◆ To be done ◆
Give the entries back exactly, dropping each image.

- - - - - - -

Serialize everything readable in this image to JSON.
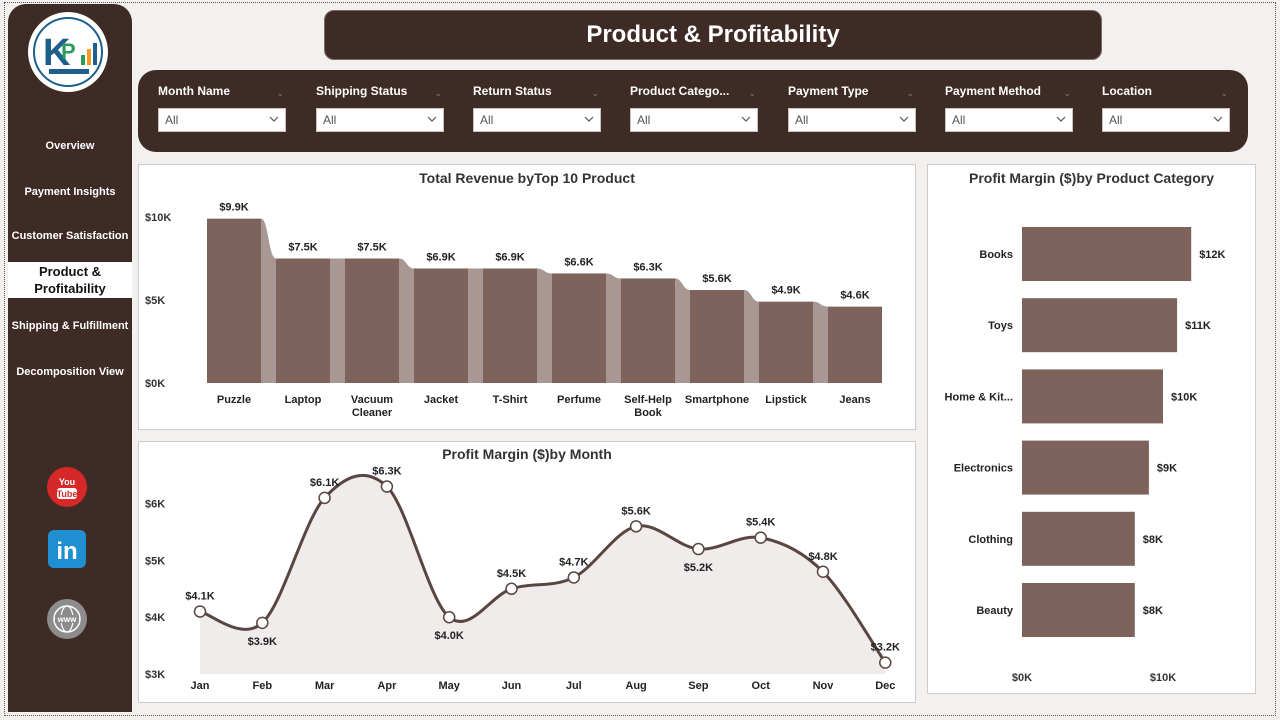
{
  "title": "Product & Profitability",
  "nav": [
    {
      "label": "Overview"
    },
    {
      "label": "Payment Insights"
    },
    {
      "label": "Customer Satisfaction"
    },
    {
      "label": "Product & Profitability",
      "line1": "Product &",
      "line2": "Profitability",
      "active": true
    },
    {
      "label": "Shipping & Fulfillment"
    },
    {
      "label": "Decomposition View"
    }
  ],
  "social": {
    "youtube": "You Tube",
    "linkedin": "in",
    "web": "www"
  },
  "filters": [
    {
      "label": "Month Name",
      "value": "All"
    },
    {
      "label": "Shipping Status",
      "value": "All"
    },
    {
      "label": "Return Status",
      "value": "All"
    },
    {
      "label": "Product Catego...",
      "value": "All"
    },
    {
      "label": "Payment Type",
      "value": "All"
    },
    {
      "label": "Payment Method",
      "value": "All"
    },
    {
      "label": "Location",
      "value": "All"
    }
  ],
  "colors": {
    "brand": "#3f2b25",
    "bar": "#7d635b",
    "ribbon": "#a89793",
    "line": "#5a4640"
  },
  "chart_data": [
    {
      "type": "bar",
      "title": "Total Revenue byTop 10 Product",
      "categories": [
        "Puzzle",
        "Laptop",
        "Vacuum Cleaner",
        "Jacket",
        "T-Shirt",
        "Perfume",
        "Self-Help Book",
        "Smartphone",
        "Lipstick",
        "Jeans"
      ],
      "category_lines": [
        [
          "Puzzle"
        ],
        [
          "Laptop"
        ],
        [
          "Vacuum",
          "Cleaner"
        ],
        [
          "Jacket"
        ],
        [
          "T-Shirt"
        ],
        [
          "Perfume"
        ],
        [
          "Self-Help",
          "Book"
        ],
        [
          "Smartphone"
        ],
        [
          "Lipstick"
        ],
        [
          "Jeans"
        ]
      ],
      "values": [
        9.9,
        7.5,
        7.5,
        6.9,
        6.9,
        6.6,
        6.3,
        5.6,
        4.9,
        4.6
      ],
      "labels": [
        "$9.9K",
        "$7.5K",
        "$7.5K",
        "$6.9K",
        "$6.9K",
        "$6.6K",
        "$6.3K",
        "$5.6K",
        "$4.9K",
        "$4.6K"
      ],
      "ylim": [
        0,
        10
      ],
      "yticks": [
        "$0K",
        "$5K",
        "$10K"
      ],
      "unit": "K"
    },
    {
      "type": "line",
      "title": "Profit Margin ($)by Month",
      "categories": [
        "Jan",
        "Feb",
        "Mar",
        "Apr",
        "May",
        "Jun",
        "Jul",
        "Aug",
        "Sep",
        "Oct",
        "Nov",
        "Dec"
      ],
      "values": [
        4.1,
        3.9,
        6.1,
        6.3,
        4.0,
        4.5,
        4.7,
        5.6,
        5.2,
        5.4,
        4.8,
        3.2
      ],
      "labels": [
        "$4.1K",
        "$3.9K",
        "$6.1K",
        "$6.3K",
        "$4.0K",
        "$4.5K",
        "$4.7K",
        "$5.6K",
        "$5.2K",
        "$5.4K",
        "$4.8K",
        "$3.2K"
      ],
      "ylim": [
        3,
        6.5
      ],
      "yticks": [
        "$3K",
        "$4K",
        "$5K",
        "$6K"
      ]
    },
    {
      "type": "bar",
      "orientation": "horizontal",
      "title": "Profit Margin ($)by Product Category",
      "categories": [
        "Books",
        "Toys",
        "Home & Kit...",
        "Electronics",
        "Clothing",
        "Beauty"
      ],
      "values": [
        12,
        11,
        10,
        9,
        8,
        8
      ],
      "labels": [
        "$12K",
        "$11K",
        "$10K",
        "$9K",
        "$8K",
        "$8K"
      ],
      "xticks": [
        "$0K",
        "$10K"
      ]
    }
  ]
}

- - - - - - -

◆ The reply ◆
Serialize everything readable in this image to JSON.
{
  "title": "Product & Profitability",
  "nav": [
    {
      "label": "Overview"
    },
    {
      "label": "Payment Insights"
    },
    {
      "label": "Customer Satisfaction"
    },
    {
      "label": "Product & Profitability",
      "line1": "Product &",
      "line2": "Profitability",
      "active": true
    },
    {
      "label": "Shipping & Fulfillment"
    },
    {
      "label": "Decomposition View"
    }
  ],
  "social": {
    "youtube": "You Tube",
    "linkedin": "in",
    "web": "www"
  },
  "filters": [
    {
      "label": "Month Name",
      "value": "All"
    },
    {
      "label": "Shipping Status",
      "value": "All"
    },
    {
      "label": "Return Status",
      "value": "All"
    },
    {
      "label": "Product Catego...",
      "value": "All"
    },
    {
      "label": "Payment Type",
      "value": "All"
    },
    {
      "label": "Payment Method",
      "value": "All"
    },
    {
      "label": "Location",
      "value": "All"
    }
  ],
  "colors": {
    "brand": "#3f2b25",
    "bar": "#7d635b",
    "ribbon": "#a89793",
    "line": "#5a4640"
  },
  "chart_data": [
    {
      "type": "bar",
      "title": "Total Revenue byTop 10 Product",
      "categories": [
        "Puzzle",
        "Laptop",
        "Vacuum Cleaner",
        "Jacket",
        "T-Shirt",
        "Perfume",
        "Self-Help Book",
        "Smartphone",
        "Lipstick",
        "Jeans"
      ],
      "category_lines": [
        [
          "Puzzle"
        ],
        [
          "Laptop"
        ],
        [
          "Vacuum",
          "Cleaner"
        ],
        [
          "Jacket"
        ],
        [
          "T-Shirt"
        ],
        [
          "Perfume"
        ],
        [
          "Self-Help",
          "Book"
        ],
        [
          "Smartphone"
        ],
        [
          "Lipstick"
        ],
        [
          "Jeans"
        ]
      ],
      "values": [
        9.9,
        7.5,
        7.5,
        6.9,
        6.9,
        6.6,
        6.3,
        5.6,
        4.9,
        4.6
      ],
      "labels": [
        "$9.9K",
        "$7.5K",
        "$7.5K",
        "$6.9K",
        "$6.9K",
        "$6.6K",
        "$6.3K",
        "$5.6K",
        "$4.9K",
        "$4.6K"
      ],
      "ylim": [
        0,
        10
      ],
      "yticks": [
        "$0K",
        "$5K",
        "$10K"
      ],
      "unit": "K"
    },
    {
      "type": "line",
      "title": "Profit Margin ($)by Month",
      "categories": [
        "Jan",
        "Feb",
        "Mar",
        "Apr",
        "May",
        "Jun",
        "Jul",
        "Aug",
        "Sep",
        "Oct",
        "Nov",
        "Dec"
      ],
      "values": [
        4.1,
        3.9,
        6.1,
        6.3,
        4.0,
        4.5,
        4.7,
        5.6,
        5.2,
        5.4,
        4.8,
        3.2
      ],
      "labels": [
        "$4.1K",
        "$3.9K",
        "$6.1K",
        "$6.3K",
        "$4.0K",
        "$4.5K",
        "$4.7K",
        "$5.6K",
        "$5.2K",
        "$5.4K",
        "$4.8K",
        "$3.2K"
      ],
      "ylim": [
        3,
        6.5
      ],
      "yticks": [
        "$3K",
        "$4K",
        "$5K",
        "$6K"
      ]
    },
    {
      "type": "bar",
      "orientation": "horizontal",
      "title": "Profit Margin ($)by Product Category",
      "categories": [
        "Books",
        "Toys",
        "Home & Kit...",
        "Electronics",
        "Clothing",
        "Beauty"
      ],
      "values": [
        12,
        11,
        10,
        9,
        8,
        8
      ],
      "labels": [
        "$12K",
        "$11K",
        "$10K",
        "$9K",
        "$8K",
        "$8K"
      ],
      "xticks": [
        "$0K",
        "$10K"
      ]
    }
  ]
}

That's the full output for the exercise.